What is expected - Copy out, from the entries below, each line holding the string "JSON".
--- start ---
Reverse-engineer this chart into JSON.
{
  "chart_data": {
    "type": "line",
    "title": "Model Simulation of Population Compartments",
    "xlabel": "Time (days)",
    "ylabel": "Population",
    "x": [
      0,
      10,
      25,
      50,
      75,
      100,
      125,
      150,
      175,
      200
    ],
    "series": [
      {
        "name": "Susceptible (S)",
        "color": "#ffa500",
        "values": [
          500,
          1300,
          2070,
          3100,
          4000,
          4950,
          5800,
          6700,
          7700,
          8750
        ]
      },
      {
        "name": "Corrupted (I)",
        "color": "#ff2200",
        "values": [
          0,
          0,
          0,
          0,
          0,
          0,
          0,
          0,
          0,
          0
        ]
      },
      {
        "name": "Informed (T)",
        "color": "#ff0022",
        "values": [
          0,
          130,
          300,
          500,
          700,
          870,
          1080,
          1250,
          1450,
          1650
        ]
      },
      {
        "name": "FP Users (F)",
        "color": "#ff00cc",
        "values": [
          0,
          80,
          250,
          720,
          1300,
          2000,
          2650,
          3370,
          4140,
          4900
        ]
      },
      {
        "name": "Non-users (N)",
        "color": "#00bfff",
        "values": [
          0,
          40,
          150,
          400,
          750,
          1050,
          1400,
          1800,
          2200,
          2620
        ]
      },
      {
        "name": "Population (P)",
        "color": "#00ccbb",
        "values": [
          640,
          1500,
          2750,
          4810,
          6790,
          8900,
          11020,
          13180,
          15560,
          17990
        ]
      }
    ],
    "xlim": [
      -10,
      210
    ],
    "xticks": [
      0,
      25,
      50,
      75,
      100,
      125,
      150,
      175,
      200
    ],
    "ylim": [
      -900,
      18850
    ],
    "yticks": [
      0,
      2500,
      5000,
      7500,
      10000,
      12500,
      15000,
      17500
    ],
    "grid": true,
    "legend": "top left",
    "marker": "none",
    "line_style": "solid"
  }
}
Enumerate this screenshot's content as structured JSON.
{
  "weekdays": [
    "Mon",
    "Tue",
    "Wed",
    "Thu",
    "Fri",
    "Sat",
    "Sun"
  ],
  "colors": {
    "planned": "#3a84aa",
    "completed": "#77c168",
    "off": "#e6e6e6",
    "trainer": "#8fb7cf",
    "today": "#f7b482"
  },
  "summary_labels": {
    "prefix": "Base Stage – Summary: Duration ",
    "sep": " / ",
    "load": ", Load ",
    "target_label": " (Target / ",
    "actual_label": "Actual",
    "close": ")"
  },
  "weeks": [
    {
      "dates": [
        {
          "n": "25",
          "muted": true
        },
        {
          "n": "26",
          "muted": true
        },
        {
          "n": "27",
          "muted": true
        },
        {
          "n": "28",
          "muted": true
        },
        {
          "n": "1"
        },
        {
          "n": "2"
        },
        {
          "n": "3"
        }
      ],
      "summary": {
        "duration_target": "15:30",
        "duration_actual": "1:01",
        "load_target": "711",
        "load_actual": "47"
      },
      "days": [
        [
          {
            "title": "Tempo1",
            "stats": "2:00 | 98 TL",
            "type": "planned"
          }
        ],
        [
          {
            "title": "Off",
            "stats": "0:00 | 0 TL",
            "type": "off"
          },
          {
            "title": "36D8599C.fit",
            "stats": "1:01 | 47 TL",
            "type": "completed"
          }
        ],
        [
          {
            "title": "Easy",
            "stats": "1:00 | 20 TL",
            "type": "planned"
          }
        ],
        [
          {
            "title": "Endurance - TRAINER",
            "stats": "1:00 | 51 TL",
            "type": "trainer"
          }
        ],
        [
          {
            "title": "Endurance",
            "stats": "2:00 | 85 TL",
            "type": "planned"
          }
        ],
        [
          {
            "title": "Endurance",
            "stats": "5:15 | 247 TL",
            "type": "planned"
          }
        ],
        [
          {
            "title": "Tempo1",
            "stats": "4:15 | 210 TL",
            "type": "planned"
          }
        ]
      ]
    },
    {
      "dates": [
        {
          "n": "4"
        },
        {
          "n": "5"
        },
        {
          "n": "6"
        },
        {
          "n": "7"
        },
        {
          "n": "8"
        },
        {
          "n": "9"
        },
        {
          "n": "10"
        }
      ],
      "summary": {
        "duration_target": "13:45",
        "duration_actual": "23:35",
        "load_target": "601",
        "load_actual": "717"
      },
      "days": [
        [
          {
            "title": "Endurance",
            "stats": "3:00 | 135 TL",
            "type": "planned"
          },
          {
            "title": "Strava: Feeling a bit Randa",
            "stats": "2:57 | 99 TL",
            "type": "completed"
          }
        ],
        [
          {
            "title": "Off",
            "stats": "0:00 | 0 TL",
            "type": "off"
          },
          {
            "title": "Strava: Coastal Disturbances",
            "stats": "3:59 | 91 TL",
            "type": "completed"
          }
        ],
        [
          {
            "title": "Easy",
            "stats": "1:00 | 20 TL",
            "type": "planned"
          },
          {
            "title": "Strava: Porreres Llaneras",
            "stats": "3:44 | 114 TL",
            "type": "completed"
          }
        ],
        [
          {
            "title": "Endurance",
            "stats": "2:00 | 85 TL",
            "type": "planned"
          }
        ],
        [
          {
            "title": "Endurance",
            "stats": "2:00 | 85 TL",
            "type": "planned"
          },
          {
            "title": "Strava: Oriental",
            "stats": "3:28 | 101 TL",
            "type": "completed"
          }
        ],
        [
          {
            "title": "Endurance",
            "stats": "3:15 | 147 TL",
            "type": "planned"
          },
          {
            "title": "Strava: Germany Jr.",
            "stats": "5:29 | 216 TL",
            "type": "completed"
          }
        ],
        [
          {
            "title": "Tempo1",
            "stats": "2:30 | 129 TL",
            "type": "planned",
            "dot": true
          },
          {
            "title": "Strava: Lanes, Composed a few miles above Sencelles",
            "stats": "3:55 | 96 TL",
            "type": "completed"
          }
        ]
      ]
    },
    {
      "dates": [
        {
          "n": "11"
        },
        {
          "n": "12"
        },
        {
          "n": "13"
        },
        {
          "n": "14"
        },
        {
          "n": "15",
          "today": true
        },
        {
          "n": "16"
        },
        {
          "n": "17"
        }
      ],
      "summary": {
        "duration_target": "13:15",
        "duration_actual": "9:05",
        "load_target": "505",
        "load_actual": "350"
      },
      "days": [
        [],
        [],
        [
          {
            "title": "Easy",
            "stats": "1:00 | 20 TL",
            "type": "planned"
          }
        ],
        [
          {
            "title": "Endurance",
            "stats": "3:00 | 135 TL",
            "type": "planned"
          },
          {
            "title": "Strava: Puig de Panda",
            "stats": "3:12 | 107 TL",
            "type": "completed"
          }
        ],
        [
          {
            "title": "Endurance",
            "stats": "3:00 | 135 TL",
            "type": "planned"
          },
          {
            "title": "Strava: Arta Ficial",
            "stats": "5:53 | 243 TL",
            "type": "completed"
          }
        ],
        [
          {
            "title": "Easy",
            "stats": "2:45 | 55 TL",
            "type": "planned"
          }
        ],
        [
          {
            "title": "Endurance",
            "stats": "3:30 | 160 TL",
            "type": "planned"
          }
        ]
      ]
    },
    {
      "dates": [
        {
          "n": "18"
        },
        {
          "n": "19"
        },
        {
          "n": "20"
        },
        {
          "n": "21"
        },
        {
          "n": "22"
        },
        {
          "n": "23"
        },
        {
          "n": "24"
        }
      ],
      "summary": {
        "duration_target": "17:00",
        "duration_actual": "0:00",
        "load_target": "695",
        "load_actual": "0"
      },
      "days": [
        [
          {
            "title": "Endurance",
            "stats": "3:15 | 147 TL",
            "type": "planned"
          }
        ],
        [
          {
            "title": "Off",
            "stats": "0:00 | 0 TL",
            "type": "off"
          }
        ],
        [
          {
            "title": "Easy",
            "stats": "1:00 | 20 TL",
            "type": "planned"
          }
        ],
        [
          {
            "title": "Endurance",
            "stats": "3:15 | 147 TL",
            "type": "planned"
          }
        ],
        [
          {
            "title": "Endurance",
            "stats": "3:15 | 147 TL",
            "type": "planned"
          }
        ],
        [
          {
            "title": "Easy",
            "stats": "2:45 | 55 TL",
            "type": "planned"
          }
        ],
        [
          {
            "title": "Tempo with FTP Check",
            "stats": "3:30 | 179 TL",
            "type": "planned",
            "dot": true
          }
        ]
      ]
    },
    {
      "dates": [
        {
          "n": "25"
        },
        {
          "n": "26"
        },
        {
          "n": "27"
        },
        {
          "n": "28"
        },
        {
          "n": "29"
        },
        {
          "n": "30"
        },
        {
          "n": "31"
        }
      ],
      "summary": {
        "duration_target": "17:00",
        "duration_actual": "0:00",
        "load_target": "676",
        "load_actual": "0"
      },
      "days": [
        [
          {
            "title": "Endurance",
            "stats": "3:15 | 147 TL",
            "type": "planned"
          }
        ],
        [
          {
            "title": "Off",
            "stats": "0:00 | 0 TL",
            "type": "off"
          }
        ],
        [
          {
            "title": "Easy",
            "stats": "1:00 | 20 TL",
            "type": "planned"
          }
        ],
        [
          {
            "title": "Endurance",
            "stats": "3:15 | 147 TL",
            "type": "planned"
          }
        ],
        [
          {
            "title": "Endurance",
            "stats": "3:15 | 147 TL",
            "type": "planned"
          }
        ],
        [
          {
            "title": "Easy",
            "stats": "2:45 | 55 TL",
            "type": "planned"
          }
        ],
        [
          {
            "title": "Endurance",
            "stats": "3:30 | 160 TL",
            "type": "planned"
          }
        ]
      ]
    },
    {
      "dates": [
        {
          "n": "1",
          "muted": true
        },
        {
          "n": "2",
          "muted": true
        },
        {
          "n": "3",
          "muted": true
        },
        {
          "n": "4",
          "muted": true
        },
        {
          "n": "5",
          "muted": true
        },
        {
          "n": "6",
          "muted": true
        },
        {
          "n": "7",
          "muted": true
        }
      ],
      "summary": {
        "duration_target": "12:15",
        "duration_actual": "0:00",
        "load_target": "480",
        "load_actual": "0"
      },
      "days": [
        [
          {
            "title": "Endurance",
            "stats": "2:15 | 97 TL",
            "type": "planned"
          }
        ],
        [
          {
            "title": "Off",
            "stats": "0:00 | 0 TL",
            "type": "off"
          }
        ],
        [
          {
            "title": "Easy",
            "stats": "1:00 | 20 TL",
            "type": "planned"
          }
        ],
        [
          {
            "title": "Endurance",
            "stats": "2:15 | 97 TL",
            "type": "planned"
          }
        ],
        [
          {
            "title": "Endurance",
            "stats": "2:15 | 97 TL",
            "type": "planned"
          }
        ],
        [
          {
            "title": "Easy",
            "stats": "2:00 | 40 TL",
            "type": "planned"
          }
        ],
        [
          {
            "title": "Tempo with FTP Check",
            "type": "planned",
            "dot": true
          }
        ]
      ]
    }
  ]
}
--- end ---
Written response -
Reverse-engineer this chart into JSON.
Enumerate this screenshot's content as structured JSON.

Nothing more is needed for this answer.